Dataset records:

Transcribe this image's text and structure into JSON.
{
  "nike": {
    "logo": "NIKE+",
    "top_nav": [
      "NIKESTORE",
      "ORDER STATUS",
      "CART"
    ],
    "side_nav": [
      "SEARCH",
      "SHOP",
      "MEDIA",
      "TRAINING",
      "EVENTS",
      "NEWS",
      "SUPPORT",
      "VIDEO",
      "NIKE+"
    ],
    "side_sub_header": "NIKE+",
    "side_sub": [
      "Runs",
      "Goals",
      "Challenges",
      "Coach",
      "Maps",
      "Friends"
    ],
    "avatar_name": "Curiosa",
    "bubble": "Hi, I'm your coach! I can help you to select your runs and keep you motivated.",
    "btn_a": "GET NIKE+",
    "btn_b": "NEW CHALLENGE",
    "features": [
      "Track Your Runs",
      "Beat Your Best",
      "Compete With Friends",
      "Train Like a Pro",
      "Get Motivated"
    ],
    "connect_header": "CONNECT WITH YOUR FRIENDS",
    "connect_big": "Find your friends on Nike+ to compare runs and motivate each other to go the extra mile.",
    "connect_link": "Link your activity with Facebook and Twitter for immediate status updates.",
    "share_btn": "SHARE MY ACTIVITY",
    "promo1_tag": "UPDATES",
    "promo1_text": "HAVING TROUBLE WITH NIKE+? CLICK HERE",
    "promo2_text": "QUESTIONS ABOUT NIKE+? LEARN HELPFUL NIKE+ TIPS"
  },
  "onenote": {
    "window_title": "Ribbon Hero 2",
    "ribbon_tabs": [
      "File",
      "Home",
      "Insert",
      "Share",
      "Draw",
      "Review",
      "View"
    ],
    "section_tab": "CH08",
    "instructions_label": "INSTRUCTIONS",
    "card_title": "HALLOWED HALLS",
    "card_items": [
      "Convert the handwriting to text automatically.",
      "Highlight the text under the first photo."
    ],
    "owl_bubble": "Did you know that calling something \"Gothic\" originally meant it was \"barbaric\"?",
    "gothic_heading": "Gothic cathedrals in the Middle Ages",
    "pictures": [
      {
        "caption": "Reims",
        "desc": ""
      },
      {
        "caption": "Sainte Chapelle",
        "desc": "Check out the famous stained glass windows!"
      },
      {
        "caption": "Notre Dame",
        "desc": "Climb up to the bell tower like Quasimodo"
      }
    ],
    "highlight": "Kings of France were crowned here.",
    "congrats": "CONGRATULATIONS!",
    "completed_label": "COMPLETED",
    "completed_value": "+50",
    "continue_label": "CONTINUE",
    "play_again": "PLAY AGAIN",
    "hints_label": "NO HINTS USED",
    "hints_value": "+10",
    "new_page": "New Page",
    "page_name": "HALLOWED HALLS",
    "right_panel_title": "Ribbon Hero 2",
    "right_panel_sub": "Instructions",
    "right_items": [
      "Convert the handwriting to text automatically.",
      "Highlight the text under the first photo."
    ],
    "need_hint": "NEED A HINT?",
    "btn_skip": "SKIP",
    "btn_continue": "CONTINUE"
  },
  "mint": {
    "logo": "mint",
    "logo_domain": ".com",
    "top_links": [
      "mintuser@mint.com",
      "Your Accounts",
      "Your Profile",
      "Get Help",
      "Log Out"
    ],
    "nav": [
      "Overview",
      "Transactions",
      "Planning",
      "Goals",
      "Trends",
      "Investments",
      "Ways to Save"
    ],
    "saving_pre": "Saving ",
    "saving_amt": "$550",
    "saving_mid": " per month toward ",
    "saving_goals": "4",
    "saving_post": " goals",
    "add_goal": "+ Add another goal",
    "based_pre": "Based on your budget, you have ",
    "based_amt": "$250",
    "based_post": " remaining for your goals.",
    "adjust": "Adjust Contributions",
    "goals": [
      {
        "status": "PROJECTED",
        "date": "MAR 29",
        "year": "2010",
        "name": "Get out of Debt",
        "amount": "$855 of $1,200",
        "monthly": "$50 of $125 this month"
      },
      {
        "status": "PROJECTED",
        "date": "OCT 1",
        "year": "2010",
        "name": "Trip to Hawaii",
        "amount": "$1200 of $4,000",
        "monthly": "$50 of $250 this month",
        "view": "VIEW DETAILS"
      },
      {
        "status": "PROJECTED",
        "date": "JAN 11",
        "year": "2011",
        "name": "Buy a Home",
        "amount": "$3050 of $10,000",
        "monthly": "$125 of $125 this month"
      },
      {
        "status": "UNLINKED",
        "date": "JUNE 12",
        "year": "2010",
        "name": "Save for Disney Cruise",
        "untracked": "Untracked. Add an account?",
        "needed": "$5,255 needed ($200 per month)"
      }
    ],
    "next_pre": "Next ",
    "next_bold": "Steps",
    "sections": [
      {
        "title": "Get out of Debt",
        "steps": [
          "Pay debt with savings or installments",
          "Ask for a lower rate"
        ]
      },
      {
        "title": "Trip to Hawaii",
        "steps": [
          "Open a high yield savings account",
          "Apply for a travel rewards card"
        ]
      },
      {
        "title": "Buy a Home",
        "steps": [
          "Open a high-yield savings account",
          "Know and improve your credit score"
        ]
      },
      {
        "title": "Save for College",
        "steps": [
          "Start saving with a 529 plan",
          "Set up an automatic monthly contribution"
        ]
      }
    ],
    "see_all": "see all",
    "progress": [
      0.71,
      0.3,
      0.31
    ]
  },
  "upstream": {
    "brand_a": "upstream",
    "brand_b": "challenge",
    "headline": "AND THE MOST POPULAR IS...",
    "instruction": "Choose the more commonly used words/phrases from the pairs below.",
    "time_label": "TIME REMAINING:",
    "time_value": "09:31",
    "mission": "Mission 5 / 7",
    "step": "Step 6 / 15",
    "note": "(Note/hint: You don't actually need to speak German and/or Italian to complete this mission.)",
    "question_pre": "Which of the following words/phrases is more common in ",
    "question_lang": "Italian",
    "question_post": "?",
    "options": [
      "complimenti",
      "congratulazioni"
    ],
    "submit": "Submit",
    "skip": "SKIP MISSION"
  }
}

[GOAL OF THE EXERCISE] Which lines contain the word "caption"? Copy each of them.

[OUTPUT FOR THIS TASK]
        "caption": "Reims",
        "caption": "Sainte Chapelle",
        "caption": "Notre Dame",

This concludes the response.